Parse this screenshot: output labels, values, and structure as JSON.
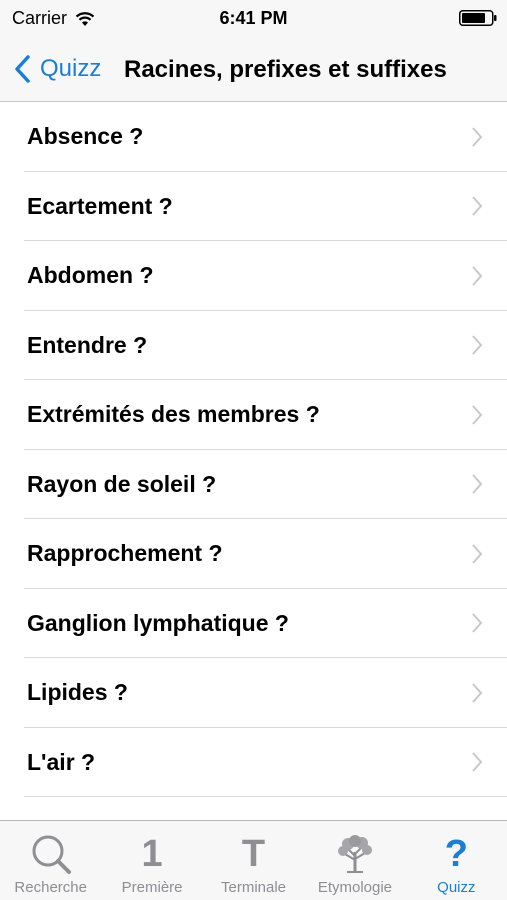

--

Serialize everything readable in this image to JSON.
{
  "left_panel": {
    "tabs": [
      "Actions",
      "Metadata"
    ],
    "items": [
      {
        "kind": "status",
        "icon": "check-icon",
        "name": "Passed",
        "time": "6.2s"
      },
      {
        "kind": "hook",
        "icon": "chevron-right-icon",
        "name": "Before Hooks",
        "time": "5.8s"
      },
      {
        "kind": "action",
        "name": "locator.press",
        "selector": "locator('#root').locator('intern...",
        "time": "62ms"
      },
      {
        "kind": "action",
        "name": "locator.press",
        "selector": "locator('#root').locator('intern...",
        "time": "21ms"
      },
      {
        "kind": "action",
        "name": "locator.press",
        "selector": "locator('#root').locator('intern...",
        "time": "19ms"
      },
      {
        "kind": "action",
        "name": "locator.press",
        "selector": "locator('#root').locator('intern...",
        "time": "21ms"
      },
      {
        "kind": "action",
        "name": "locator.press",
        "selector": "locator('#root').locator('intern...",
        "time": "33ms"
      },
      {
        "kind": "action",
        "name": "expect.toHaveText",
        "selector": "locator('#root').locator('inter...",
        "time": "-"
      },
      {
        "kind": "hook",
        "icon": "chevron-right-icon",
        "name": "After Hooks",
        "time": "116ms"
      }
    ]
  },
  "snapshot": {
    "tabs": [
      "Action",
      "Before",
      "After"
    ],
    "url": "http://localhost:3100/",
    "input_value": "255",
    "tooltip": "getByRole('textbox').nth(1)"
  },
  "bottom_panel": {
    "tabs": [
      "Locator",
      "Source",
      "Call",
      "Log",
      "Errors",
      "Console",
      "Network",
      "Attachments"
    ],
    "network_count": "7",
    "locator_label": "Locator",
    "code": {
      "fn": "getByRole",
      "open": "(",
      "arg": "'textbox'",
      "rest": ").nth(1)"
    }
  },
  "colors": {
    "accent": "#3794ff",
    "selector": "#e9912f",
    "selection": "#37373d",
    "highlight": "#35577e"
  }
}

---

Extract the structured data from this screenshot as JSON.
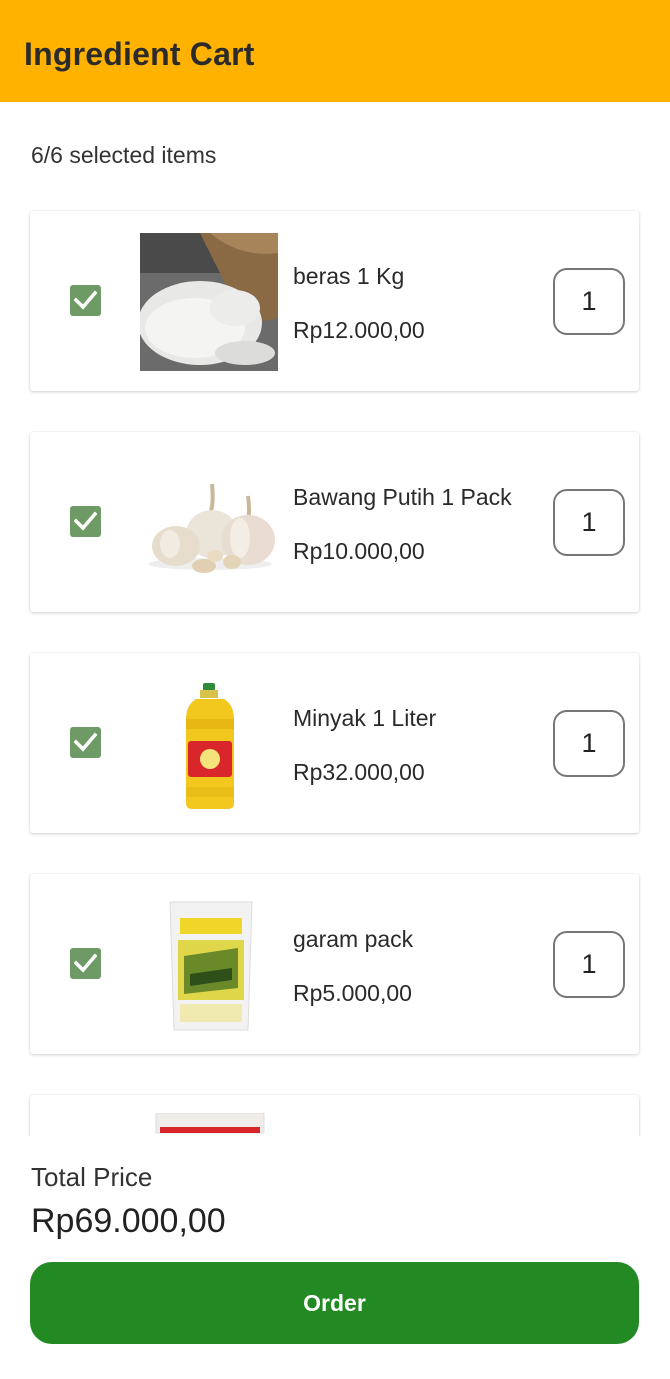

WORK INSTRUCTIONS: Search the records for the word "screenshot", then list every line that has it.

THE RESPONSE:
Parse this screenshot: output labels, values, and structure as JSON.
Extract the structured data from this screenshot as JSON.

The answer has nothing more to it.